(Dataset extract):

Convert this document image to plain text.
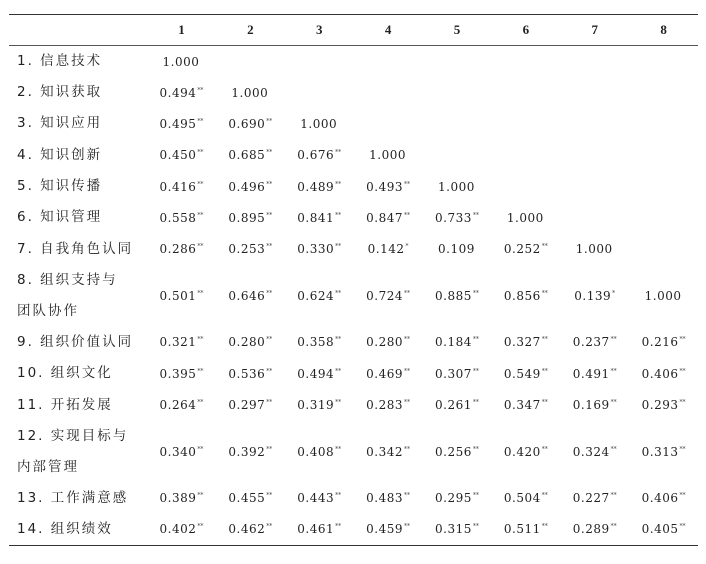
	1	2	3	4	5	6	7	8
1. 信息技术	1.000							
2. 知识获取	0.494**	1.000						
3. 知识应用	0.495**	0.690**	1.000					
4. 知识创新	0.450**	0.685**	0.676**	1.000				
5. 知识传播	0.416**	0.496**	0.489**	0.493**	1.000			
6. 知识管理	0.558**	0.895**	0.841**	0.847**	0.733**	1.000		
7. 自我角色认同	0.286**	0.253**	0.330**	0.142*	0.109	0.252**	1.000	
8. 组织支持与团队协作	0.501**	0.646**	0.624**	0.724**	0.885**	0.856**	0.139*	1.000
9. 组织价值认同	0.321**	0.280**	0.358**	0.280**	0.184**	0.327**	0.237**	0.216**
10. 组织文化	0.395**	0.536**	0.494**	0.469**	0.307**	0.549**	0.491**	0.406**
11. 开拓发展	0.264**	0.297**	0.319**	0.283**	0.261**	0.347**	0.169**	0.293**
12. 实现目标与内部管理	0.340**	0.392**	0.408**	0.342**	0.256**	0.420**	0.324**	0.313**
13. 工作满意感	0.389**	0.455**	0.443**	0.483**	0.295**	0.504**	0.227**	0.406**
14. 组织绩效	0.402**	0.462**	0.461**	0.459**	0.315**	0.511**	0.289**	0.405**
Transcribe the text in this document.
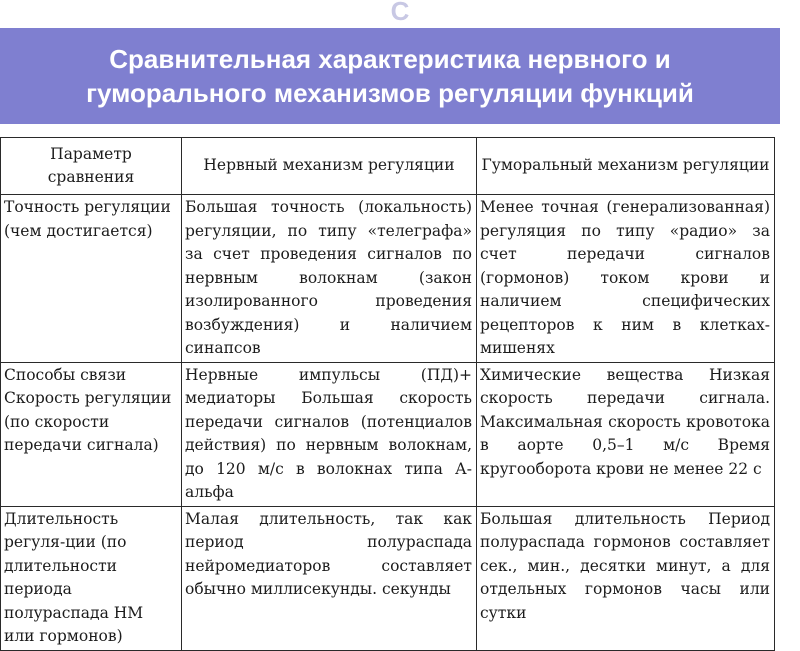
С
Сравнительная характеристика нервного и
гуморального механизмов регуляции функций
Параметр сравнения	Нервный механизм регуляции	Гуморальный механизм регуляции
Точность регуляции (чем достигается)	Большая точность (локальность) регуляции, по типу «телеграфа» за счет проведения сигналов по нервным волокнам (закон изолированного проведения возбуждения) и наличием синапсов	Менее точная (генерализованная) регуляция по типу «радио» за счет передачи сигналов (гормонов) током крови и наличием специфических рецепторов к ним в клетках-мишенях
Способы связи Скорость регуляции (по скорости передачи сигнала)	Нервные импульсы (ПД)+ медиаторы Большая скорость передачи сигналов (потенциалов действия) по нервным волокнам, до 120 м/с в волокнах типа А-альфа	Химические вещества Низкая скорость передачи сигнала. Максимальная скорость кровотока в аорте 0,5–1 м/с Время кругооборота крови не менее 22 с
Длительность регуля-ции (по длительности периода полураспада НМ или гормонов)	Малая длительность, так как период полураспада нейромедиаторов составляет обычно миллисекунды. секунды	Большая длительность Период полураспада гормонов составляет сек., мин., десятки минут, а для отдельных гормонов часы или сутки
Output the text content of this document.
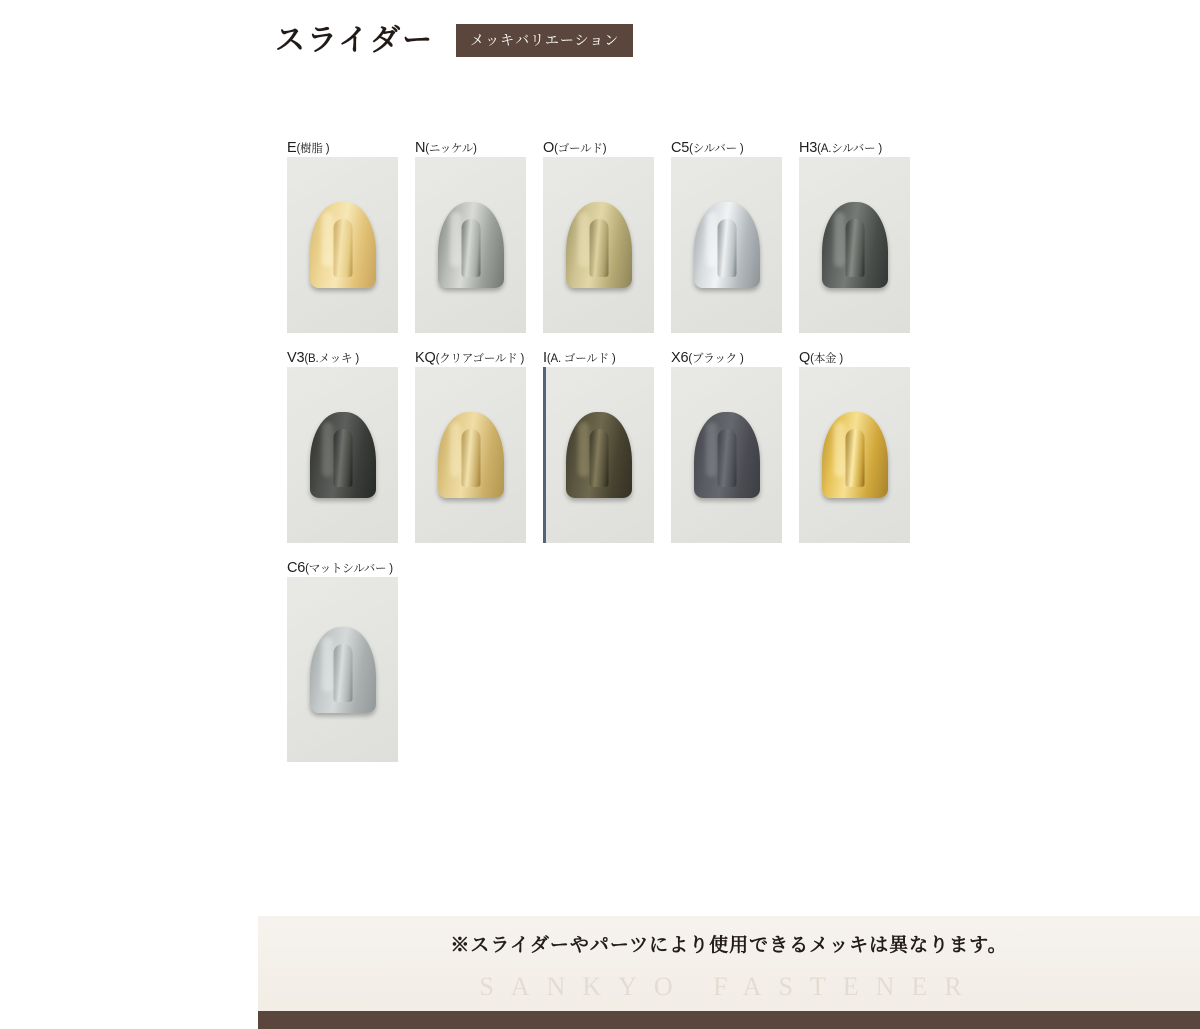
スライダー	メッキバリエーション
E(樹脂 )	N(ニッケル)	O(ゴールド)	C5(シルバー )	H3(A.シルバー )
V3(B.メッキ )	KQ(クリアゴールド ) I(A. ゴールド )	X6(ブラック )	Q(本金 )
C6(マットシルバー )
※スライダーやパーツにより使用できるメッキは異なります。
SANKYO FASTENER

(Work to do): Can you repeat every record above exactly, apart from the pictures?

(Written response):
Convert this document image to plain text.
	1	2	3	4	5	6	7	8
1. 信息技术	1.000							
2. 知识获取	0.494**	1.000						
3. 知识应用	0.495**	0.690**	1.000					
4. 知识创新	0.450**	0.685**	0.676**	1.000				
5. 知识传播	0.416**	0.496**	0.489**	0.493**	1.000			
6. 知识管理	0.558**	0.895**	0.841**	0.847**	0.733**	1.000		
7. 自我角色认同	0.286**	0.253**	0.330**	0.142*	0.109	0.252**	1.000	
8. 组织支持与团队协作	0.501**	0.646**	0.624**	0.724**	0.885**	0.856**	0.139*	1.000
9. 组织价值认同	0.321**	0.280**	0.358**	0.280**	0.184**	0.327**	0.237**	0.216**
10. 组织文化	0.395**	0.536**	0.494**	0.469**	0.307**	0.549**	0.491**	0.406**
11. 开拓发展	0.264**	0.297**	0.319**	0.283**	0.261**	0.347**	0.169**	0.293**
12. 实现目标与内部管理	0.340**	0.392**	0.408**	0.342**	0.256**	0.420**	0.324**	0.313**
13. 工作满意感	0.389**	0.455**	0.443**	0.483**	0.295**	0.504**	0.227**	0.406**
14. 组织绩效	0.402**	0.462**	0.461**	0.459**	0.315**	0.511**	0.289**	0.405**
Transcribe the text in this document.
С
Сравнительная характеристика нервного и
гуморального механизмов регуляции функций
Параметр сравнения	Нервный механизм регуляции	Гуморальный механизм регуляции
Точность регуляции (чем достигается)	Большая точность (локальность) регуляции, по типу «телеграфа» за счет проведения сигналов по нервным волокнам (закон изолированного проведения возбуждения) и наличием синапсов	Менее точная (генерализованная) регуляция по типу «радио» за счет передачи сигналов (гормонов) током крови и наличием специфических рецепторов к ним в клетках-мишенях
Способы связи Скорость регуляции (по скорости передачи сигнала)	Нервные импульсы (ПД)+ медиаторы Большая скорость передачи сигналов (потенциалов действия) по нервным волокнам, до 120 м/с в волокнах типа А-альфа	Химические вещества Низкая скорость передачи сигнала. Максимальная скорость кровотока в аорте 0,5–1 м/с Время кругооборота крови не менее 22 с
Длительность регуля-ции (по длительности периода полураспада НМ или гормонов)	Малая длительность, так как период полураспада нейромедиаторов составляет обычно миллисекунды. секунды	Большая длительность Период полураспада гормонов составляет сек., мин., десятки минут, а для отдельных гормонов часы или сутки
Output the text content of this document.
スライダー	メッキバリエーション
E(樹脂 )	N(ニッケル)	O(ゴールド)	C5(シルバー )	H3(A.シルバー )
V3(B.メッキ )	KQ(クリアゴールド ) I(A. ゴールド )	X6(ブラック )	Q(本金 )
C6(マットシルバー )
※スライダーやパーツにより使用できるメッキは異なります。
SANKYO FASTENER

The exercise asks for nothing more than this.